- _Excerpt provided_
The Court of Appeals of Washington, Division One
Sep 8, 1986
45 Wn. App. 321 (Wash. Ct. App. 1986)

Summary

providing that a transaction may be exempt for registration purposes but still subject to the securities fraud statute

Summary of this case from State v. Hornbeck

Opinion

No. 14763-3-I.

September 8, 1986.

[1] Securities Regulation — Security — Investment Contract — What Constitutes. For purposes of the definition of a security in The Securities Act of Washington as an investment contract (RCW 21.20.005(12)), an investment contract is a contract, transaction, or scheme whereby a person invests money in a common enterprise and is led to expect profits from a promoter's or third party's managerial efforts that undeniably and significantly affect the success of the enterprise.

[2] Criminal Law — Trial — Taking Case From Jury — Sufficiency of Evidence — Element of Crime. Evidence is sufficient of an element of a crime if, after viewing the evidence most favorably to the State, any rational trier of fact could have found the existence of that element beyond a reasonable doubt.

Image-based layout items

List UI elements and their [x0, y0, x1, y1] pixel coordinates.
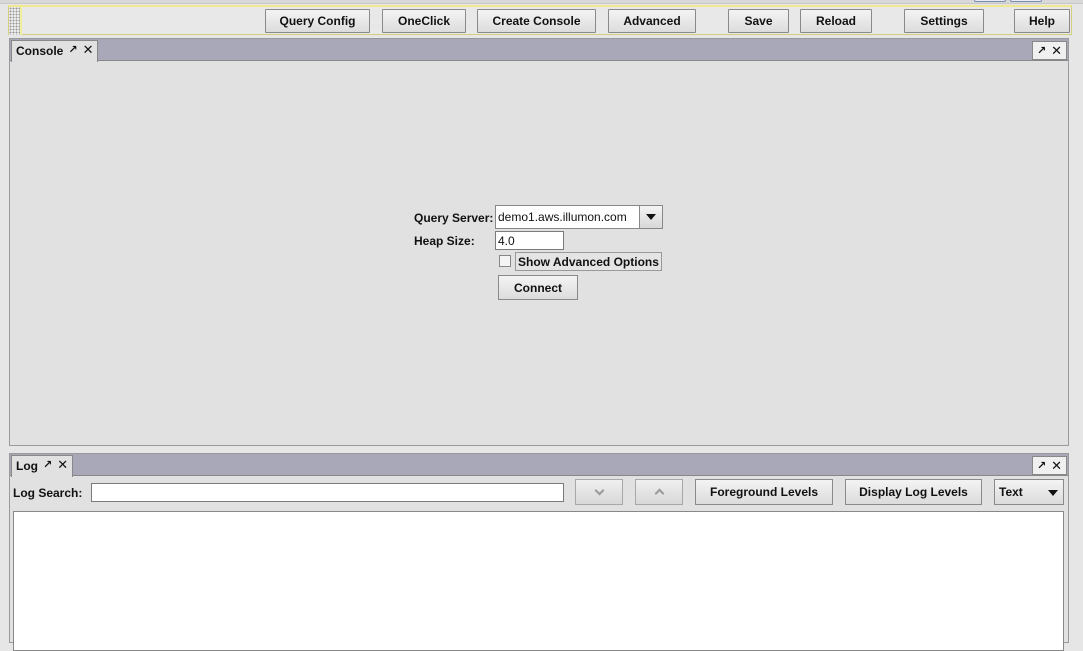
heap-size-label: Heap Size:: [414, 234, 475, 248]
log-panel-controls: ↗ ✕: [1032, 456, 1067, 475]
log-search-input[interactable]: [91, 483, 564, 502]
close-icon[interactable]: ✕: [57, 458, 68, 471]
query-server-select[interactable]: demo1.aws.illumon.com: [495, 205, 663, 229]
chevron-down-icon: [594, 485, 604, 496]
create-console-button[interactable]: Create Console: [477, 9, 596, 33]
pin-icon[interactable]: ↗: [43, 459, 52, 471]
console-panel-controls: ↗ ✕: [1032, 41, 1067, 60]
window-minimize-button[interactable]: [974, 0, 1006, 2]
save-button[interactable]: Save: [728, 9, 789, 33]
show-advanced-label[interactable]: Show Advanced Options: [515, 252, 662, 271]
query-config-button[interactable]: Query Config: [265, 9, 370, 33]
log-tab-bar: Log ↗ ✕ ↗ ✕: [10, 454, 1068, 477]
log-search-label: Log Search:: [13, 486, 83, 500]
window-maximize-button[interactable]: [1010, 0, 1042, 2]
pin-icon[interactable]: ↗: [1037, 460, 1046, 472]
console-tab-bar: Console ↗ ✕ ↗ ✕: [10, 39, 1068, 62]
window-top-strip: [0, 0, 1083, 4]
log-tab-label: Log: [16, 459, 38, 473]
console-tab-label: Console: [16, 44, 64, 58]
log-output-area[interactable]: [13, 511, 1064, 651]
close-icon[interactable]: ✕: [83, 43, 94, 56]
close-icon[interactable]: ✕: [1051, 459, 1062, 472]
query-server-dropdown-button[interactable]: [639, 206, 662, 228]
chevron-up-icon: [654, 488, 664, 499]
settings-button[interactable]: Settings: [904, 9, 984, 33]
oneclick-button[interactable]: OneClick: [382, 9, 466, 33]
log-panel: Log ↗ ✕ ↗ ✕ Log Search: Foreground Level…: [9, 453, 1069, 651]
log-format-select[interactable]: Text: [994, 479, 1064, 505]
main-toolbar: Query Config OneClick Create Console Adv…: [8, 5, 1072, 35]
tab-log[interactable]: Log ↗ ✕: [11, 455, 74, 477]
pin-icon[interactable]: ↗: [68, 44, 77, 56]
help-button[interactable]: Help: [1014, 9, 1070, 33]
connect-button[interactable]: Connect: [498, 275, 578, 300]
console-panel: Console ↗ ✕ ↗ ✕ Query Server: demo1.aws.…: [9, 38, 1069, 446]
foreground-levels-button[interactable]: Foreground Levels: [695, 479, 833, 505]
heap-size-input[interactable]: [495, 231, 564, 250]
chevron-down-icon: [646, 214, 656, 220]
display-log-levels-button[interactable]: Display Log Levels: [845, 479, 982, 505]
pin-icon[interactable]: ↗: [1037, 45, 1046, 57]
search-previous-button[interactable]: [635, 479, 683, 505]
search-next-button[interactable]: [575, 479, 623, 505]
chevron-down-icon: [1048, 490, 1058, 496]
reload-button[interactable]: Reload: [800, 9, 872, 33]
close-icon[interactable]: ✕: [1051, 44, 1062, 57]
toolbar-grip-handle[interactable]: [9, 7, 22, 35]
log-format-value: Text: [999, 485, 1023, 499]
query-server-value: demo1.aws.illumon.com: [498, 210, 627, 224]
show-advanced-checkbox[interactable]: [499, 255, 511, 267]
advanced-button[interactable]: Advanced: [608, 9, 696, 33]
tab-console[interactable]: Console ↗ ✕: [11, 40, 99, 62]
query-server-label: Query Server:: [414, 211, 494, 225]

- _Aim 1_
From the Washington Court of Appeals opinion excerpt, quote the stretch from "No. 14763-3-I." through "a reasonable doubt.".
- _Aim 2_
Restate more briefly the paragraph of the Washington Court of Appeals opinion excerpt that begins "[2] Criminal Law," keeping its main facts.
- _Aim 3_
Carry on the Washington Court of Appeals opinion excerpt from the point where it ends.
None of the items have any bearing on what is asked here.

- _Exercise answer 1_
No. 14763-3-I.

September 8, 1986.

[1] Securities Regulation — Security — Investment Contract — What Constitutes. For purposes of the definition of a security in The Securities Act of Washington as an investment contract (RCW 21.20.005(12)), an investment contract is a contract, transaction, or scheme whereby a person invests money in a common enterprise and is led to expect profits from a promoter's or third party's managerial efforts that undeniably and significantly affect the success of the enterprise.

[2] Criminal Law — Trial — Taking Case From Jury — Sufficiency of Evidence — Element of Crime. Evidence is sufficient of an element of a crime if, after viewing the evidence most favorably to the State, any rational trier of fact could have found the existence of that element beyond a reasonable doubt.

- _Exercise answer 2_
Evidence suffices to prove an element of a crime if any rational trier of fact, viewing the evidence most favorably to the State, could find that element beyond a reasonable doubt.

- _Exercise answer 3_
[3] Securities Regulation — Security — Investment Contract — Investment — What Constitutes. Persons who permit others to use their money on the promise of a return have made an investment for purposes of the definition of a security, in The Securities Act of Washington (RCW 21.20.005(12)), as an investment contract.

Nature of Action: Four persons were charged with securities fraud and first degree theft in conjunction with a business which brokered commercial loans.

Superior Court: The Superior Court for King County, No. 83-1-01700-5, H. Joseph Coleman, J., on May 9, 1984, entered a judgment on verdicts finding all the defendants guilty of securities fraud.

Court of Appeals: Holding that the instruction regarding the elements of a security was proper and that there was sufficient evidence that the instruments constituted securities, the court affirms the judgment.

Elizabeth K. Selleck, Browne, Ressler Foster, William H. Fligeltaub, Eugene Donion, and Mosler, Donion, Schermer Wallstrom, for appellants.

Norm Maleng, Prosecuting Attorney, and Greg Montgomery, Deputy, for respondent.


Four codefendants, Eugene Montgomery, Gordon Thompson, Roberta Philips and William Smith, appeal the judgments and sentences imposed after a jury found them guilty of violation of The Securities Act of Washington, RCW 21.20. We have considered the numerous issues presented by the defendants and find no error.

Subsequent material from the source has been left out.